Aim of the exercise:
Repeat each entry in full, exactly.

Dataset entries:
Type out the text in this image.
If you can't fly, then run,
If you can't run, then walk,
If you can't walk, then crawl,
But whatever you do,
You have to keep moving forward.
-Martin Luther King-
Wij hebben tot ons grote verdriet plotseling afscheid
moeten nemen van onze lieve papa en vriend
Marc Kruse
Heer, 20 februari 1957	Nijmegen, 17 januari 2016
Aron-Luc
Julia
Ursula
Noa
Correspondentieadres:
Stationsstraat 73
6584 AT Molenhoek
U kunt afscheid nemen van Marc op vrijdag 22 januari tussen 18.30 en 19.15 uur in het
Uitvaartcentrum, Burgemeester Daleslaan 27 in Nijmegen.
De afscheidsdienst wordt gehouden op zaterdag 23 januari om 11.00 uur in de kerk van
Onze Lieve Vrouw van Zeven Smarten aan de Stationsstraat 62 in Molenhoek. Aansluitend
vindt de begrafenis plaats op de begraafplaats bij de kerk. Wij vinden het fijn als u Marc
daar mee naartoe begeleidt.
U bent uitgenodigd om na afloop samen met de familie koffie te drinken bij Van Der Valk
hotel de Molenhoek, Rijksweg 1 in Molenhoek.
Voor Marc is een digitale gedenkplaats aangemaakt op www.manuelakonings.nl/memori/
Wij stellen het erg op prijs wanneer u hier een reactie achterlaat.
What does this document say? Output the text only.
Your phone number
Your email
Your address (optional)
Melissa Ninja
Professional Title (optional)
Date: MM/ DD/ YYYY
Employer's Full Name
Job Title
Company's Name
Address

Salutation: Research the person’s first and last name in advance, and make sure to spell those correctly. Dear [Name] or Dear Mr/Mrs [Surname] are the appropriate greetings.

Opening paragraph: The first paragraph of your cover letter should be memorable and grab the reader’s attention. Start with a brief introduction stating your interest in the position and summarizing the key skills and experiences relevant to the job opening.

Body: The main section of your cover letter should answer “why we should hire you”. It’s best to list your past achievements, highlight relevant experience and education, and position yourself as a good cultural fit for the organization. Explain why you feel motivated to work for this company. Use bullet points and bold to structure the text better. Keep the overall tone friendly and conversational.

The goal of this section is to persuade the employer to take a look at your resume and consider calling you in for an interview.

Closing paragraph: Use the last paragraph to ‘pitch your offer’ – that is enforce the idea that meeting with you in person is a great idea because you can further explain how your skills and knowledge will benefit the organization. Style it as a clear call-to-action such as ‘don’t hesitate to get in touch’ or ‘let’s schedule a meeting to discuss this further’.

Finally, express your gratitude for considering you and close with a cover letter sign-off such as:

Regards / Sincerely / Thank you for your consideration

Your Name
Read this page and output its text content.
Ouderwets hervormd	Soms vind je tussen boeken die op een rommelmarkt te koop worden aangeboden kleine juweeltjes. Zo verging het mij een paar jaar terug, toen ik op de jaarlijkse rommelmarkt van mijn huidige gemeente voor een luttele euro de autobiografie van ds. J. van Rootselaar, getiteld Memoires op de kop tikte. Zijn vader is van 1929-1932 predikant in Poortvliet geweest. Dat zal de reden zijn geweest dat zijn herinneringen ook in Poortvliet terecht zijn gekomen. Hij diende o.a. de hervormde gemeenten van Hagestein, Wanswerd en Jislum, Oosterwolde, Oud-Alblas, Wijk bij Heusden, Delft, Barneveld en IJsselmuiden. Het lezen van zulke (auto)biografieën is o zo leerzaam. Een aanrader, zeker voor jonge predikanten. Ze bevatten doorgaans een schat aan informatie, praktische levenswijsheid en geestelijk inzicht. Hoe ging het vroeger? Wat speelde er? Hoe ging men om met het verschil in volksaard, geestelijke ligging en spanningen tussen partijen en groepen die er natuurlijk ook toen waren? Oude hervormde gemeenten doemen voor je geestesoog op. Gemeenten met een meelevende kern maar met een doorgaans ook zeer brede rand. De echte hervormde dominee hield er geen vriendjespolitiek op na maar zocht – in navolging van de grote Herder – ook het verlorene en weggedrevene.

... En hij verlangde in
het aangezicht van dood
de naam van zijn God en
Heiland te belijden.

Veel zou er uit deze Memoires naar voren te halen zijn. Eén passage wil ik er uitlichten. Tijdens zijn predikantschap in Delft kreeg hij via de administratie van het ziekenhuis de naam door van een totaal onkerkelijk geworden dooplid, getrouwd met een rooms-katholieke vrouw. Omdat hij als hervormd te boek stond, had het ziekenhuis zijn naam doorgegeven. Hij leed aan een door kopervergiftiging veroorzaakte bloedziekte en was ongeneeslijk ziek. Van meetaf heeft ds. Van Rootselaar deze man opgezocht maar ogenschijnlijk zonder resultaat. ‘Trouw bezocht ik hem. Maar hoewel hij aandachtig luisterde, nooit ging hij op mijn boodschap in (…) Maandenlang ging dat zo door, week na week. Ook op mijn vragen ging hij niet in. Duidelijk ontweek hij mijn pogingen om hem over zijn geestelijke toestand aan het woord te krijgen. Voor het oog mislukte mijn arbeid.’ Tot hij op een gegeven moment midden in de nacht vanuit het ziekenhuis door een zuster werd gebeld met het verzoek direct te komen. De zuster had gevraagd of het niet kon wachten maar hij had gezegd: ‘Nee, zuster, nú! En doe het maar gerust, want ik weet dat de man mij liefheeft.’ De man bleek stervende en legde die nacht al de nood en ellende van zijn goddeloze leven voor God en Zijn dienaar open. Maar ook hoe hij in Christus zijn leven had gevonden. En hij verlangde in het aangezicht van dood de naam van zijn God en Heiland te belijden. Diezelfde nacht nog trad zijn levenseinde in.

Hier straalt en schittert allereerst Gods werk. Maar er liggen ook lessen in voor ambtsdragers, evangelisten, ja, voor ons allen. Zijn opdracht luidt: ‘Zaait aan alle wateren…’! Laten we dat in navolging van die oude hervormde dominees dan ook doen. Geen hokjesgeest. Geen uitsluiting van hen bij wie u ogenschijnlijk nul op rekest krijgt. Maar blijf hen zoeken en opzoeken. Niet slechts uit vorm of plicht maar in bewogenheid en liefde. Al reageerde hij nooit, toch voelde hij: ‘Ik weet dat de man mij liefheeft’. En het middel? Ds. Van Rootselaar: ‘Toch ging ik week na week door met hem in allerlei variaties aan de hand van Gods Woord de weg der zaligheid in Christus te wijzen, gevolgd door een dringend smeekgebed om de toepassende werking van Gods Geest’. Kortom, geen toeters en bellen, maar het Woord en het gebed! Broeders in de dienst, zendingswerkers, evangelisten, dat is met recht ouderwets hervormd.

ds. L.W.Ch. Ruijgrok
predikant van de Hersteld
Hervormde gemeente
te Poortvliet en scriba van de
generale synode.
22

Exercise solution:
Type out the text in this image.
If you can't fly, then run,
If you can't run, then walk,
If you can't walk, then crawl,
But whatever you do,
You have to keep moving forward.
-Martin Luther King-
Wij hebben tot ons grote verdriet plotseling afscheid
moeten nemen van onze lieve papa en vriend
Marc Kruse
Heer, 20 februari 1957	Nijmegen, 17 januari 2016
Aron-Luc
Julia
Ursula
Noa
Correspondentieadres:
Stationsstraat 73
6584 AT Molenhoek
U kunt afscheid nemen van Marc op vrijdag 22 januari tussen 18.30 en 19.15 uur in het
Uitvaartcentrum, Burgemeester Daleslaan 27 in Nijmegen.
De afscheidsdienst wordt gehouden op zaterdag 23 januari om 11.00 uur in de kerk van
Onze Lieve Vrouw van Zeven Smarten aan de Stationsstraat 62 in Molenhoek. Aansluitend
vindt de begrafenis plaats op de begraafplaats bij de kerk. Wij vinden het fijn als u Marc
daar mee naartoe begeleidt.
U bent uitgenodigd om na afloop samen met de familie koffie te drinken bij Van Der Valk
hotel de Molenhoek, Rijksweg 1 in Molenhoek.
Voor Marc is een digitale gedenkplaats aangemaakt op www.manuelakonings.nl/memori/
Wij stellen het erg op prijs wanneer u hier een reactie achterlaat.
What does this document say? Output the text only.
Your phone number
Your email
Your address (optional)
Melissa Ninja
Professional Title (optional)
Date: MM/ DD/ YYYY
Employer's Full Name
Job Title
Company's Name
Address

Salutation: Research the person’s first and last name in advance, and make sure to spell those correctly. Dear [Name] or Dear Mr/Mrs [Surname] are the appropriate greetings.

Opening paragraph: The first paragraph of your cover letter should be memorable and grab the reader’s attention. Start with a brief introduction stating your interest in the position and summarizing the key skills and experiences relevant to the job opening.

Body: The main section of your cover letter should answer “why we should hire you”. It’s best to list your past achievements, highlight relevant experience and education, and position yourself as a good cultural fit for the organization. Explain why you feel motivated to work for this company. Use bullet points and bold to structure the text better. Keep the overall tone friendly and conversational.

The goal of this section is to persuade the employer to take a look at your resume and consider calling you in for an interview.

Closing paragraph: Use the last paragraph to ‘pitch your offer’ – that is enforce the idea that meeting with you in person is a great idea because you can further explain how your skills and knowledge will benefit the organization. Style it as a clear call-to-action such as ‘don’t hesitate to get in touch’ or ‘let’s schedule a meeting to discuss this further’.

Finally, express your gratitude for considering you and close with a cover letter sign-off such as:

Regards / Sincerely / Thank you for your consideration

Your Name
Read this page and output its text content.
Ouderwets hervormd	Soms vind je tussen boeken die op een rommelmarkt te koop worden aangeboden kleine juweeltjes. Zo verging het mij een paar jaar terug, toen ik op de jaarlijkse rommelmarkt van mijn huidige gemeente voor een luttele euro de autobiografie van ds. J. van Rootselaar, getiteld Memoires op de kop tikte. Zijn vader is van 1929-1932 predikant in Poortvliet geweest. Dat zal de reden zijn geweest dat zijn herinneringen ook in Poortvliet terecht zijn gekomen. Hij diende o.a. de hervormde gemeenten van Hagestein, Wanswerd en Jislum, Oosterwolde, Oud-Alblas, Wijk bij Heusden, Delft, Barneveld en IJsselmuiden. Het lezen van zulke (auto)biografieën is o zo leerzaam. Een aanrader, zeker voor jonge predikanten. Ze bevatten doorgaans een schat aan informatie, praktische levenswijsheid en geestelijk inzicht. Hoe ging het vroeger? Wat speelde er? Hoe ging men om met het verschil in volksaard, geestelijke ligging en spanningen tussen partijen en groepen die er natuurlijk ook toen waren? Oude hervormde gemeenten doemen voor je geestesoog op. Gemeenten met een meelevende kern maar met een doorgaans ook zeer brede rand. De echte hervormde dominee hield er geen vriendjespolitiek op na maar zocht – in navolging van de grote Herder – ook het verlorene en weggedrevene.

... En hij verlangde in
het aangezicht van dood
de naam van zijn God en
Heiland te belijden.

Veel zou er uit deze Memoires naar voren te halen zijn. Eén passage wil ik er uitlichten. Tijdens zijn predikantschap in Delft kreeg hij via de administratie van het ziekenhuis de naam door van een totaal onkerkelijk geworden dooplid, getrouwd met een rooms-katholieke vrouw. Omdat hij als hervormd te boek stond, had het ziekenhuis zijn naam doorgegeven. Hij leed aan een door kopervergiftiging veroorzaakte bloedziekte en was ongeneeslijk ziek. Van meetaf heeft ds. Van Rootselaar deze man opgezocht maar ogenschijnlijk zonder resultaat. ‘Trouw bezocht ik hem. Maar hoewel hij aandachtig luisterde, nooit ging hij op mijn boodschap in (…) Maandenlang ging dat zo door, week na week. Ook op mijn vragen ging hij niet in. Duidelijk ontweek hij mijn pogingen om hem over zijn geestelijke toestand aan het woord te krijgen. Voor het oog mislukte mijn arbeid.’ Tot hij op een gegeven moment midden in de nacht vanuit het ziekenhuis door een zuster werd gebeld met het verzoek direct te komen. De zuster had gevraagd of het niet kon wachten maar hij had gezegd: ‘Nee, zuster, nú! En doe het maar gerust, want ik weet dat de man mij liefheeft.’ De man bleek stervende en legde die nacht al de nood en ellende van zijn goddeloze leven voor God en Zijn dienaar open. Maar ook hoe hij in Christus zijn leven had gevonden. En hij verlangde in het aangezicht van dood de naam van zijn God en Heiland te belijden. Diezelfde nacht nog trad zijn levenseinde in.

Hier straalt en schittert allereerst Gods werk. Maar er liggen ook lessen in voor ambtsdragers, evangelisten, ja, voor ons allen. Zijn opdracht luidt: ‘Zaait aan alle wateren…’! Laten we dat in navolging van die oude hervormde dominees dan ook doen. Geen hokjesgeest. Geen uitsluiting van hen bij wie u ogenschijnlijk nul op rekest krijgt. Maar blijf hen zoeken en opzoeken. Niet slechts uit vorm of plicht maar in bewogenheid en liefde. Al reageerde hij nooit, toch voelde hij: ‘Ik weet dat de man mij liefheeft’. En het middel? Ds. Van Rootselaar: ‘Toch ging ik week na week door met hem in allerlei variaties aan de hand van Gods Woord de weg der zaligheid in Christus te wijzen, gevolgd door een dringend smeekgebed om de toepassende werking van Gods Geest’. Kortom, geen toeters en bellen, maar het Woord en het gebed! Broeders in de dienst, zendingswerkers, evangelisten, dat is met recht ouderwets hervormd.

ds. L.W.Ch. Ruijgrok
predikant van de Hersteld
Hervormde gemeente
te Poortvliet en scriba van de
generale synode.
22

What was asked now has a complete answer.